TASK DETAILS: The listing beneath should be written out in full, exactly as shown.

DATA FOR THE TASK:
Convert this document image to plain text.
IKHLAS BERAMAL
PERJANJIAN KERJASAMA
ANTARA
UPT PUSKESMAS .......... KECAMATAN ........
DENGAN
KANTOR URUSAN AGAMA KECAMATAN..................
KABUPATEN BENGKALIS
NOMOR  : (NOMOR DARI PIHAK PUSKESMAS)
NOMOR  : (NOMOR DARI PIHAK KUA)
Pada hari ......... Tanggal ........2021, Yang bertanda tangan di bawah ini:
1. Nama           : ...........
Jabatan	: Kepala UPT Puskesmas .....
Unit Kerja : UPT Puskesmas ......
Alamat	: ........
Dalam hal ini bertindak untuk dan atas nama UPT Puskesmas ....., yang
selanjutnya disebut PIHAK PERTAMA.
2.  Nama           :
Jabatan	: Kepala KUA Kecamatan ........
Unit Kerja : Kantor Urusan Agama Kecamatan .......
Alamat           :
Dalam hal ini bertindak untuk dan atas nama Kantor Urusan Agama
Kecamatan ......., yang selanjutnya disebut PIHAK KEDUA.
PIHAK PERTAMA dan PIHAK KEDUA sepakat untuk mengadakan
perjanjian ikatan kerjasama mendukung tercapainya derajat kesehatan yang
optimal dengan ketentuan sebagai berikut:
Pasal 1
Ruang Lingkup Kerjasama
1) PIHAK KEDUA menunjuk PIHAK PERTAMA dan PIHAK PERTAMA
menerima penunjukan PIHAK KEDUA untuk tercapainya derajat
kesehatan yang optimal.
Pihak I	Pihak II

RESULT:
Convert this document image to plain text.
IKHLAS BERAMAL
PERJANJIAN KERJASAMA
ANTARA
UPT PUSKESMAS .......... KECAMATAN ........
DENGAN
KANTOR URUSAN AGAMA KECAMATAN..................
KABUPATEN BENGKALIS
NOMOR  : (NOMOR DARI PIHAK PUSKESMAS)
NOMOR  : (NOMOR DARI PIHAK KUA)
Pada hari ......... Tanggal ........2021, Yang bertanda tangan di bawah ini:
1. Nama           : ...........
Jabatan	: Kepala UPT Puskesmas .....
Unit Kerja : UPT Puskesmas ......
Alamat	: ........
Dalam hal ini bertindak untuk dan atas nama UPT Puskesmas ....., yang
selanjutnya disebut PIHAK PERTAMA.
2.  Nama           :
Jabatan	: Kepala KUA Kecamatan ........
Unit Kerja : Kantor Urusan Agama Kecamatan .......
Alamat           :
Dalam hal ini bertindak untuk dan atas nama Kantor Urusan Agama
Kecamatan ......., yang selanjutnya disebut PIHAK KEDUA.
PIHAK PERTAMA dan PIHAK KEDUA sepakat untuk mengadakan
perjanjian ikatan kerjasama mendukung tercapainya derajat kesehatan yang
optimal dengan ketentuan sebagai berikut:
Pasal 1
Ruang Lingkup Kerjasama
1) PIHAK KEDUA menunjuk PIHAK PERTAMA dan PIHAK PERTAMA
menerima penunjukan PIHAK KEDUA untuk tercapainya derajat
kesehatan yang optimal.
Pihak I	Pihak II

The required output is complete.